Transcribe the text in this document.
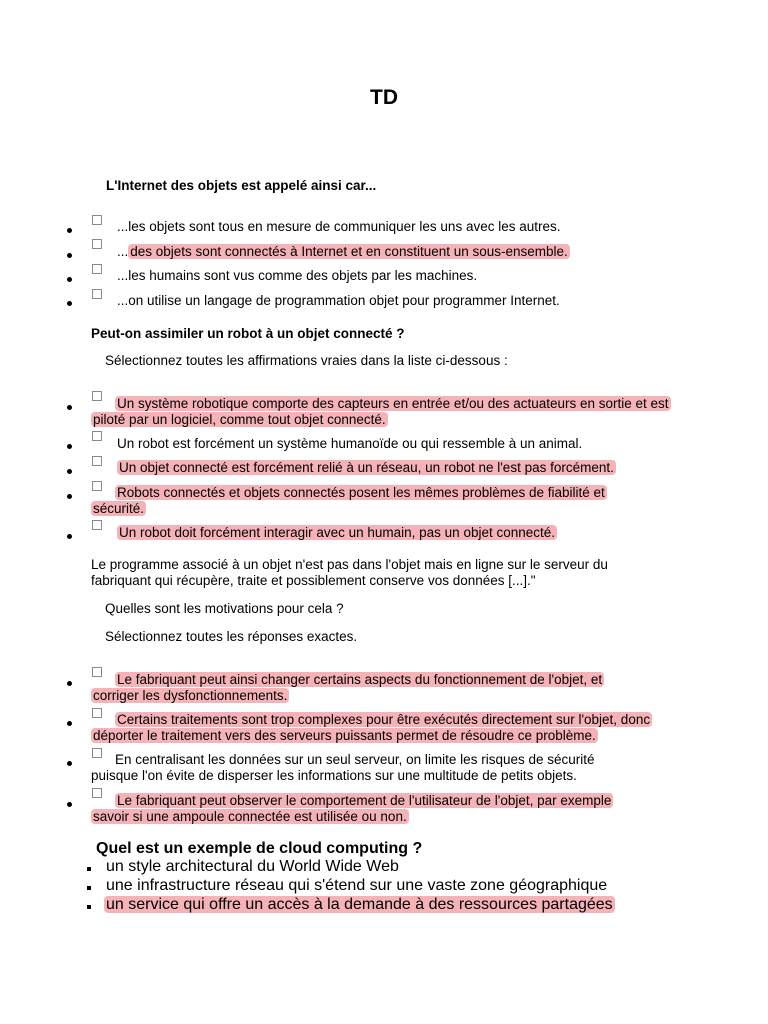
TD
L'Internet des objets est appelé ainsi car...
...les objets sont tous en mesure de communiquer les uns avec les autres.
... des objets sont connectés à Internet et en constituent un sous-ensemble.
...les humains sont vus comme des objets par les machines.
...on utilise un langage de programmation objet pour programmer Internet.
Peut-on assimiler un robot à un objet connecté ?
Sélectionnez toutes les affirmations vraies dans la liste ci-dessous :
Un système robotique comporte des capteurs en entrée et/ou des actuateurs en sortie et est piloté par un logiciel, comme tout objet connecté.
Un robot est forcément un système humanoïde ou qui ressemble à un animal.
Un objet connecté est forcément relié à un réseau, un robot ne l'est pas forcément.
Robots connectés et objets connectés posent les mêmes problèmes de fiabilité et sécurité.
Un robot doit forcément interagir avec un humain, pas un objet connecté.
Le programme associé à un objet n'est pas dans l'objet mais en ligne sur le serveur du fabriquant qui récupère, traite et possiblement conserve vos données [...]."
Quelles sont les motivations pour cela ?
Sélectionnez toutes les réponses exactes.
Le fabriquant peut ainsi changer certains aspects du fonctionnement de l'objet, et corriger les dysfonctionnements.
Certains traitements sont trop complexes pour être exécutés directement sur l'objet, donc déporter le traitement vers des serveurs puissants permet de résoudre ce problème.
En centralisant les données sur un seul serveur, on limite les risques de sécurité puisque l'on évite de disperser les informations sur une multitude de petits objets.
Le fabriquant peut observer le comportement de l'utilisateur de l'objet, par exemple savoir si une ampoule connectée est utilisée ou non.
Quel est un exemple de cloud computing ?
un style architectural du World Wide Web
une infrastructure réseau qui s'étend sur une vaste zone géographique
un service qui offre un accès à la demande à des ressources partagées
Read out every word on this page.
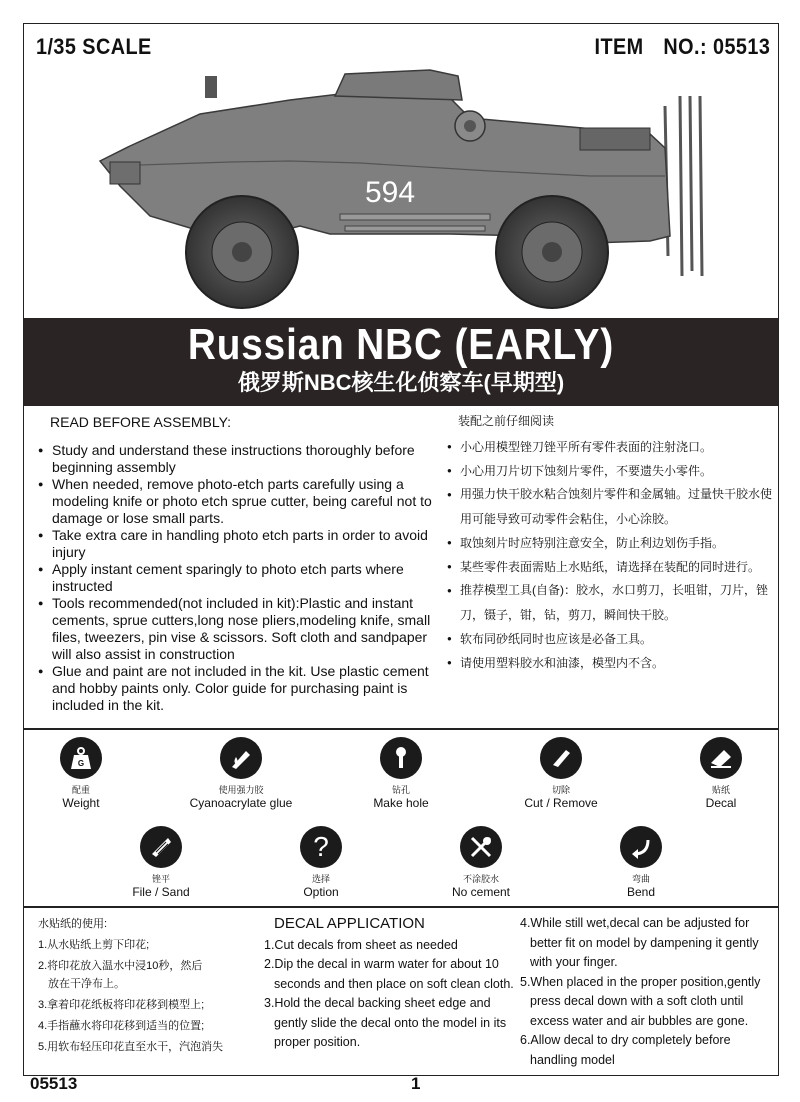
1/35 SCALE	ITEM NO.: 05513
594
Russian NBC (EARLY)
俄罗斯NBC核生化侦察车(早期型)
READ BEFORE ASSEMBLY:
● Study and understand these instructions thoroughly before beginning assembly
● When needed, remove photo-etch parts carefully using a modeling knife or photo etch sprue cutter, being careful not to damage or lose small parts.
● Take extra care in handling photo etch parts in order to avoid injury
● Apply instant cement sparingly to photo etch parts where instructed
● Tools recommended(not included in kit):Plastic and instant cements, sprue cutters,long nose pliers,modeling knife, small files, tweezers, pin vise & scissors. Soft cloth and sandpaper will also assist in construction
● Glue and paint are not included in the kit. Use plastic cement and hobby paints only. Color guide for purchasing paint is included in the kit.
装配之前仔细阅读
● 小心用模型锉刀锉平所有零件表面的注射浇口。
● 小心用刀片切下蚀刻片零件，不要遗失小零件。
● 用强力快干胶水粘合蚀刻片零件和金属轴。过量快干胶水使用可能导致可动零件会粘住，小心涂胶。
● 取蚀刻片时应特别注意安全，防止利边划伤手指。
● 某些零件表面需贴上水贴纸，请选择在装配的同时进行。
● 推荐模型工具(自备)：胶水，水口剪刀，长咀钳，刀片，锉刀，镊子，钳，钻，剪刀，瞬间快干胶。
● 软布同砂纸同时也应该是必备工具。
● 请使用塑料胶水和油漆，模型内不含。
G
配重
Weight
使用强力胶
Cyanoacrylate glue
钻孔
Make hole
切除
Cut / Remove
贴纸
Decal
锉平
File / Sand
?
选择
Option
不涂胶水
No cement
弯曲
Bend
水贴纸的使用:
1.从水贴纸上剪下印花;
2.将印花放入温水中浸10秒，然后
放在干净布上。
3.拿着印花纸板将印花移到模型上;
4.手指蘸水将印花移到适当的位置;
5.用软布轻压印花直至水干，汽泡消失
DECAL APPLICATION
1.Cut decals from sheet as needed
2.Dip the decal in warm water for about 10
seconds and then place on soft clean cloth.
3.Hold the decal backing sheet edge and
gently slide the decal onto the model in its
proper position.
4.While still wet,decal can be adjusted for
better fit on model by dampening it gently
with your finger.
5.When placed in the proper position,gently
press decal down with a soft cloth until
excess water and air bubbles are gone.
6.Allow decal to dry completely before
handling model
05513	1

_____

- _Required task_: Leave out the pictures, and give all the records again exactly.

- _Task result_:
Transcribe the text in this document.
TD
L'Internet des objets est appelé ainsi car...
...les objets sont tous en mesure de communiquer les uns avec les autres.
... des objets sont connectés à Internet et en constituent un sous-ensemble.
...les humains sont vus comme des objets par les machines.
...on utilise un langage de programmation objet pour programmer Internet.
Peut-on assimiler un robot à un objet connecté ?
Sélectionnez toutes les affirmations vraies dans la liste ci-dessous :
Un système robotique comporte des capteurs en entrée et/ou des actuateurs en sortie et est piloté par un logiciel, comme tout objet connecté.
Un robot est forcément un système humanoïde ou qui ressemble à un animal.
Un objet connecté est forcément relié à un réseau, un robot ne l'est pas forcément.
Robots connectés et objets connectés posent les mêmes problèmes de fiabilité et sécurité.
Un robot doit forcément interagir avec un humain, pas un objet connecté.
Le programme associé à un objet n'est pas dans l'objet mais en ligne sur le serveur du fabriquant qui récupère, traite et possiblement conserve vos données [...]."
Quelles sont les motivations pour cela ?
Sélectionnez toutes les réponses exactes.
Le fabriquant peut ainsi changer certains aspects du fonctionnement de l'objet, et corriger les dysfonctionnements.
Certains traitements sont trop complexes pour être exécutés directement sur l'objet, donc déporter le traitement vers des serveurs puissants permet de résoudre ce problème.
En centralisant les données sur un seul serveur, on limite les risques de sécurité puisque l'on évite de disperser les informations sur une multitude de petits objets.
Le fabriquant peut observer le comportement de l'utilisateur de l'objet, par exemple savoir si une ampoule connectée est utilisée ou non.
Quel est un exemple de cloud computing ?
un style architectural du World Wide Web
une infrastructure réseau qui s'étend sur une vaste zone géographique
un service qui offre un accès à la demande à des ressources partagées
Read out every word on this page.
1/35 SCALE	ITEM NO.: 05513
594
Russian NBC (EARLY)
俄罗斯NBC核生化侦察车(早期型)
READ BEFORE ASSEMBLY:
● Study and understand these instructions thoroughly before beginning assembly
● When needed, remove photo-etch parts carefully using a modeling knife or photo etch sprue cutter, being careful not to damage or lose small parts.
● Take extra care in handling photo etch parts in order to avoid injury
● Apply instant cement sparingly to photo etch parts where instructed
● Tools recommended(not included in kit):Plastic and instant cements, sprue cutters,long nose pliers,modeling knife, small files, tweezers, pin vise & scissors. Soft cloth and sandpaper will also assist in construction
● Glue and paint are not included in the kit. Use plastic cement and hobby paints only. Color guide for purchasing paint is included in the kit.
装配之前仔细阅读
● 小心用模型锉刀锉平所有零件表面的注射浇口。
● 小心用刀片切下蚀刻片零件，不要遗失小零件。
● 用强力快干胶水粘合蚀刻片零件和金属轴。过量快干胶水使用可能导致可动零件会粘住，小心涂胶。
● 取蚀刻片时应特别注意安全，防止利边划伤手指。
● 某些零件表面需贴上水贴纸，请选择在装配的同时进行。
● 推荐模型工具(自备)：胶水，水口剪刀，长咀钳，刀片，锉刀，镊子，钳，钻，剪刀，瞬间快干胶。
● 软布同砂纸同时也应该是必备工具。
● 请使用塑料胶水和油漆，模型内不含。
G
配重
Weight
使用强力胶
Cyanoacrylate glue
钻孔
Make hole
切除
Cut / Remove
贴纸
Decal
锉平
File / Sand
?
选择
Option
不涂胶水
No cement
弯曲
Bend
水贴纸的使用:
1.从水贴纸上剪下印花;
2.将印花放入温水中浸10秒，然后
放在干净布上。
3.拿着印花纸板将印花移到模型上;
4.手指蘸水将印花移到适当的位置;
5.用软布轻压印花直至水干，汽泡消失
DECAL APPLICATION
1.Cut decals from sheet as needed
2.Dip the decal in warm water for about 10
seconds and then place on soft clean cloth.
3.Hold the decal backing sheet edge and
gently slide the decal onto the model in its
proper position.
4.While still wet,decal can be adjusted for
better fit on model by dampening it gently
with your finger.
5.When placed in the proper position,gently
press decal down with a soft cloth until
excess water and air bubbles are gone.
6.Allow decal to dry completely before
handling model
05513	1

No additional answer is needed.